▶ [The request]
Quote the data below in full, minus the images.

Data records
————————

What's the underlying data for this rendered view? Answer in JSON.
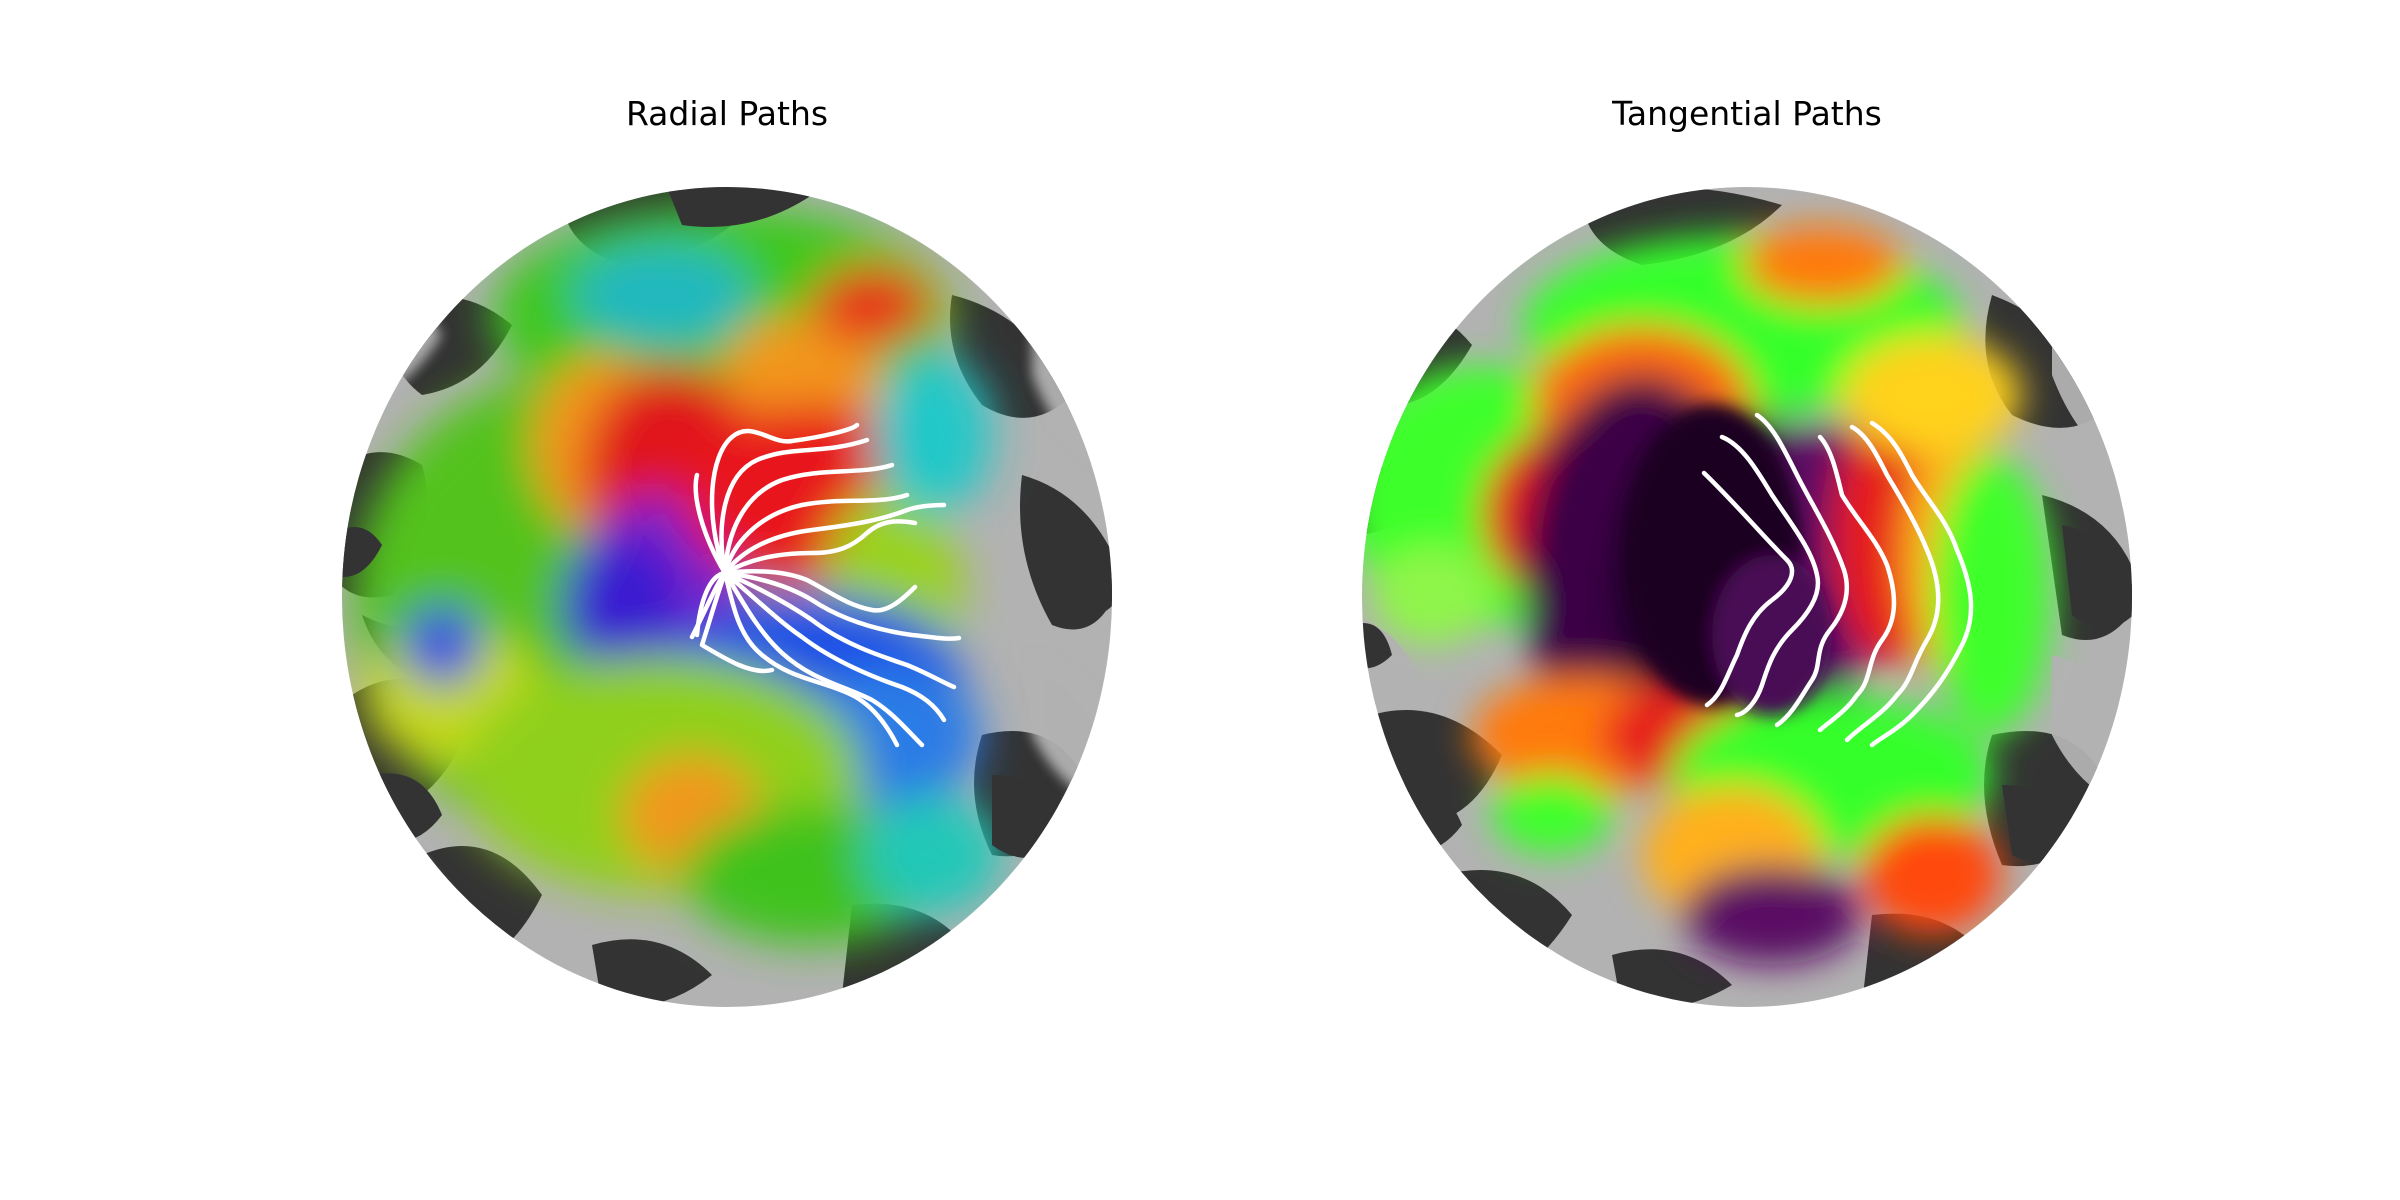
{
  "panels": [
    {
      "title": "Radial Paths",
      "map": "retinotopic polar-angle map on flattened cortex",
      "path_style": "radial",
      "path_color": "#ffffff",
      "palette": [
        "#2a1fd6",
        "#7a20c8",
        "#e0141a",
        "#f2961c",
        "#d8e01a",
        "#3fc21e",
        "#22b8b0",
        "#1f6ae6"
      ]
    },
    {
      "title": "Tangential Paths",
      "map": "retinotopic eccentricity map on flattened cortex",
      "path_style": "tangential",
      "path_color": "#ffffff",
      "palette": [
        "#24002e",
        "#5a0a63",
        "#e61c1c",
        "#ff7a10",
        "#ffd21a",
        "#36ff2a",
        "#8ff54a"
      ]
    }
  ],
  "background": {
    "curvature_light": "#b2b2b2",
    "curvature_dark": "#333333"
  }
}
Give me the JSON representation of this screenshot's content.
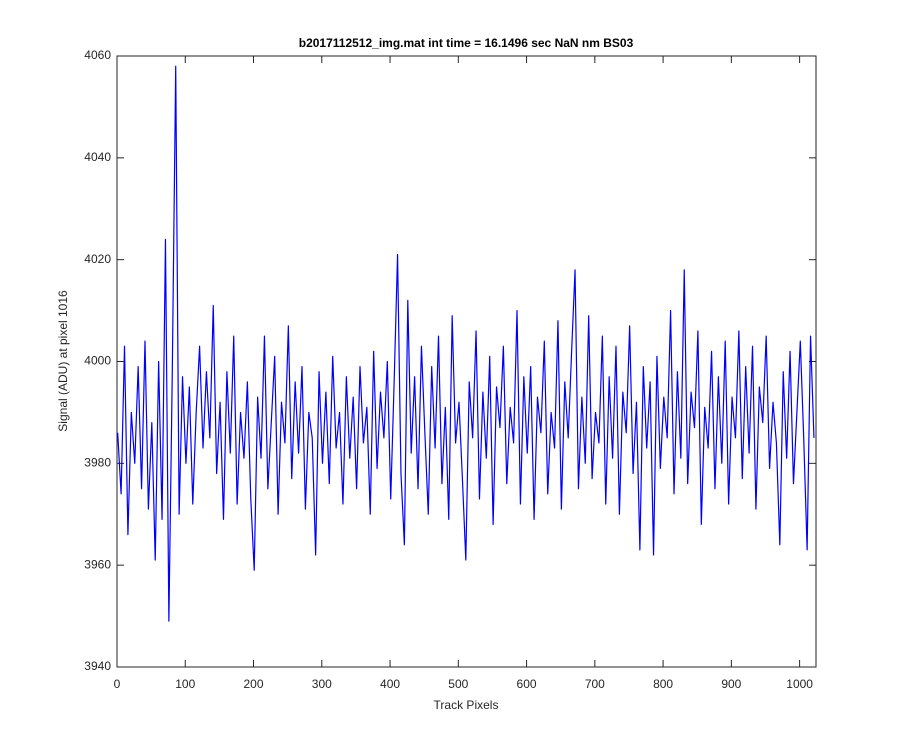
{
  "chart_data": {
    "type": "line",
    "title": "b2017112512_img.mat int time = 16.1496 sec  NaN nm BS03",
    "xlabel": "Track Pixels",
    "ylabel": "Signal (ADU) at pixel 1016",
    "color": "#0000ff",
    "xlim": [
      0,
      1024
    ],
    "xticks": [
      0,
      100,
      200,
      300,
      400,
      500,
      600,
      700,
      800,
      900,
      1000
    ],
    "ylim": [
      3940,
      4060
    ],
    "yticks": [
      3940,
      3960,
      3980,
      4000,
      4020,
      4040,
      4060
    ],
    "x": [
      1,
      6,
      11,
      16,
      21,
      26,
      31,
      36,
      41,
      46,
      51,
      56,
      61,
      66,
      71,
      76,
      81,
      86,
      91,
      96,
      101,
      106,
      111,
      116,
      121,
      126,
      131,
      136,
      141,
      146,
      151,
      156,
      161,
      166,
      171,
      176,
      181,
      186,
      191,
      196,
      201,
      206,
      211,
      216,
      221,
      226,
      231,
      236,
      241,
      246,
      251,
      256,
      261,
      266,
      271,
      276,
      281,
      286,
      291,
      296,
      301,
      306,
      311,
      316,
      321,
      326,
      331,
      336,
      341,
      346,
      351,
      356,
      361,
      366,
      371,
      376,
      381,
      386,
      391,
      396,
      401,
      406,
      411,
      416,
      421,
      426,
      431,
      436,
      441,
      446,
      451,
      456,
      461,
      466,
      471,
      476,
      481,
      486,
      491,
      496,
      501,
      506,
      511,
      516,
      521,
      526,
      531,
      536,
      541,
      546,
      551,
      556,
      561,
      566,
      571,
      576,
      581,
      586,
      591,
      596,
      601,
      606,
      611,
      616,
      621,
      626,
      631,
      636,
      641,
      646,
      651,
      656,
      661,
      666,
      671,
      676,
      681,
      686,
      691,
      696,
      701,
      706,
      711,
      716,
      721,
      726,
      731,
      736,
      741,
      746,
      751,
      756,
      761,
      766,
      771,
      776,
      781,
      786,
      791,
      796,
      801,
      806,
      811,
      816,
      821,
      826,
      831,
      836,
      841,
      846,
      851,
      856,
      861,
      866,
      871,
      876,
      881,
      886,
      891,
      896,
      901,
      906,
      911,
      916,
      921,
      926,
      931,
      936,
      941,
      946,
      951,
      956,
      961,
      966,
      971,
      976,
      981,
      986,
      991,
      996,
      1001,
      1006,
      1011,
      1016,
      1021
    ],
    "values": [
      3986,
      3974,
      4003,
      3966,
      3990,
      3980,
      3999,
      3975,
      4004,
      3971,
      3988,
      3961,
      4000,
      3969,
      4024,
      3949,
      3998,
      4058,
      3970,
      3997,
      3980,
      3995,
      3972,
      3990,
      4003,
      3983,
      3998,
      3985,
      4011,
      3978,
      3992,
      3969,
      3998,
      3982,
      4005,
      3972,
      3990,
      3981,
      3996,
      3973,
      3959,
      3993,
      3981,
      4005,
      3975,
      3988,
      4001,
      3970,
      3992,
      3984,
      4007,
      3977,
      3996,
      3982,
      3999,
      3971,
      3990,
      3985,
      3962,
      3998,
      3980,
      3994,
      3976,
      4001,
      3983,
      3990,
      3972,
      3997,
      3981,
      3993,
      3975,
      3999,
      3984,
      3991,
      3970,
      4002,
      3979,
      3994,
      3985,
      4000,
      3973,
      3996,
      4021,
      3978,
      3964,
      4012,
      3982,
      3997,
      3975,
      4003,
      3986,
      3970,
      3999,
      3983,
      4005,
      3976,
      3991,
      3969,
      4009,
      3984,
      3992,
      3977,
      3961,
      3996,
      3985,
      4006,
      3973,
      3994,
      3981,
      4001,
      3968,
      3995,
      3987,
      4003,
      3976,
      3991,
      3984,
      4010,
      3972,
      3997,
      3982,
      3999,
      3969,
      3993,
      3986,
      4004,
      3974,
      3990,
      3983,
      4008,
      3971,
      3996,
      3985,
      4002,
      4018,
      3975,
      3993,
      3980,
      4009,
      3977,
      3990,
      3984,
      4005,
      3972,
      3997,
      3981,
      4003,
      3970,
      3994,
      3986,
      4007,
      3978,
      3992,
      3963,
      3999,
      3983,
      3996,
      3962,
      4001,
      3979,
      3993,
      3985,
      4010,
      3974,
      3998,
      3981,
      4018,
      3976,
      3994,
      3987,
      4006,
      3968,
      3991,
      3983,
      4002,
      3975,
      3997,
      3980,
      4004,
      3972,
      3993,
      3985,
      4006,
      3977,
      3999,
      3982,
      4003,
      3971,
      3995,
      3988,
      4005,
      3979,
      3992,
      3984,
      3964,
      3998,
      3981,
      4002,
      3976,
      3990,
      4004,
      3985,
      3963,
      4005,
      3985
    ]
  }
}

————————

▶ [Output]
What's the underlying data for this rendered view? Answer in JSON.
{
  "panels": [
    {
      "title": "Radial Paths",
      "map": "retinotopic polar-angle map on flattened cortex",
      "path_style": "radial",
      "path_color": "#ffffff",
      "palette": [
        "#2a1fd6",
        "#7a20c8",
        "#e0141a",
        "#f2961c",
        "#d8e01a",
        "#3fc21e",
        "#22b8b0",
        "#1f6ae6"
      ]
    },
    {
      "title": "Tangential Paths",
      "map": "retinotopic eccentricity map on flattened cortex",
      "path_style": "tangential",
      "path_color": "#ffffff",
      "palette": [
        "#24002e",
        "#5a0a63",
        "#e61c1c",
        "#ff7a10",
        "#ffd21a",
        "#36ff2a",
        "#8ff54a"
      ]
    }
  ],
  "background": {
    "curvature_light": "#b2b2b2",
    "curvature_dark": "#333333"
  }
}
Give me the JSON representation of this screenshot's content.
{
  "chart_data": {
    "type": "line",
    "title": "b2017112512_img.mat int time = 16.1496 sec  NaN nm BS03",
    "xlabel": "Track Pixels",
    "ylabel": "Signal (ADU) at pixel 1016",
    "color": "#0000ff",
    "xlim": [
      0,
      1024
    ],
    "xticks": [
      0,
      100,
      200,
      300,
      400,
      500,
      600,
      700,
      800,
      900,
      1000
    ],
    "ylim": [
      3940,
      4060
    ],
    "yticks": [
      3940,
      3960,
      3980,
      4000,
      4020,
      4040,
      4060
    ],
    "x": [
      1,
      6,
      11,
      16,
      21,
      26,
      31,
      36,
      41,
      46,
      51,
      56,
      61,
      66,
      71,
      76,
      81,
      86,
      91,
      96,
      101,
      106,
      111,
      116,
      121,
      126,
      131,
      136,
      141,
      146,
      151,
      156,
      161,
      166,
      171,
      176,
      181,
      186,
      191,
      196,
      201,
      206,
      211,
      216,
      221,
      226,
      231,
      236,
      241,
      246,
      251,
      256,
      261,
      266,
      271,
      276,
      281,
      286,
      291,
      296,
      301,
      306,
      311,
      316,
      321,
      326,
      331,
      336,
      341,
      346,
      351,
      356,
      361,
      366,
      371,
      376,
      381,
      386,
      391,
      396,
      401,
      406,
      411,
      416,
      421,
      426,
      431,
      436,
      441,
      446,
      451,
      456,
      461,
      466,
      471,
      476,
      481,
      486,
      491,
      496,
      501,
      506,
      511,
      516,
      521,
      526,
      531,
      536,
      541,
      546,
      551,
      556,
      561,
      566,
      571,
      576,
      581,
      586,
      591,
      596,
      601,
      606,
      611,
      616,
      621,
      626,
      631,
      636,
      641,
      646,
      651,
      656,
      661,
      666,
      671,
      676,
      681,
      686,
      691,
      696,
      701,
      706,
      711,
      716,
      721,
      726,
      731,
      736,
      741,
      746,
      751,
      756,
      761,
      766,
      771,
      776,
      781,
      786,
      791,
      796,
      801,
      806,
      811,
      816,
      821,
      826,
      831,
      836,
      841,
      846,
      851,
      856,
      861,
      866,
      871,
      876,
      881,
      886,
      891,
      896,
      901,
      906,
      911,
      916,
      921,
      926,
      931,
      936,
      941,
      946,
      951,
      956,
      961,
      966,
      971,
      976,
      981,
      986,
      991,
      996,
      1001,
      1006,
      1011,
      1016,
      1021
    ],
    "values": [
      3986,
      3974,
      4003,
      3966,
      3990,
      3980,
      3999,
      3975,
      4004,
      3971,
      3988,
      3961,
      4000,
      3969,
      4024,
      3949,
      3998,
      4058,
      3970,
      3997,
      3980,
      3995,
      3972,
      3990,
      4003,
      3983,
      3998,
      3985,
      4011,
      3978,
      3992,
      3969,
      3998,
      3982,
      4005,
      3972,
      3990,
      3981,
      3996,
      3973,
      3959,
      3993,
      3981,
      4005,
      3975,
      3988,
      4001,
      3970,
      3992,
      3984,
      4007,
      3977,
      3996,
      3982,
      3999,
      3971,
      3990,
      3985,
      3962,
      3998,
      3980,
      3994,
      3976,
      4001,
      3983,
      3990,
      3972,
      3997,
      3981,
      3993,
      3975,
      3999,
      3984,
      3991,
      3970,
      4002,
      3979,
      3994,
      3985,
      4000,
      3973,
      3996,
      4021,
      3978,
      3964,
      4012,
      3982,
      3997,
      3975,
      4003,
      3986,
      3970,
      3999,
      3983,
      4005,
      3976,
      3991,
      3969,
      4009,
      3984,
      3992,
      3977,
      3961,
      3996,
      3985,
      4006,
      3973,
      3994,
      3981,
      4001,
      3968,
      3995,
      3987,
      4003,
      3976,
      3991,
      3984,
      4010,
      3972,
      3997,
      3982,
      3999,
      3969,
      3993,
      3986,
      4004,
      3974,
      3990,
      3983,
      4008,
      3971,
      3996,
      3985,
      4002,
      4018,
      3975,
      3993,
      3980,
      4009,
      3977,
      3990,
      3984,
      4005,
      3972,
      3997,
      3981,
      4003,
      3970,
      3994,
      3986,
      4007,
      3978,
      3992,
      3963,
      3999,
      3983,
      3996,
      3962,
      4001,
      3979,
      3993,
      3985,
      4010,
      3974,
      3998,
      3981,
      4018,
      3976,
      3994,
      3987,
      4006,
      3968,
      3991,
      3983,
      4002,
      3975,
      3997,
      3980,
      4004,
      3972,
      3993,
      3985,
      4006,
      3977,
      3999,
      3982,
      4003,
      3971,
      3995,
      3988,
      4005,
      3979,
      3992,
      3984,
      3964,
      3998,
      3981,
      4002,
      3976,
      3990,
      4004,
      3985,
      3963,
      4005,
      3985
    ]
  }
}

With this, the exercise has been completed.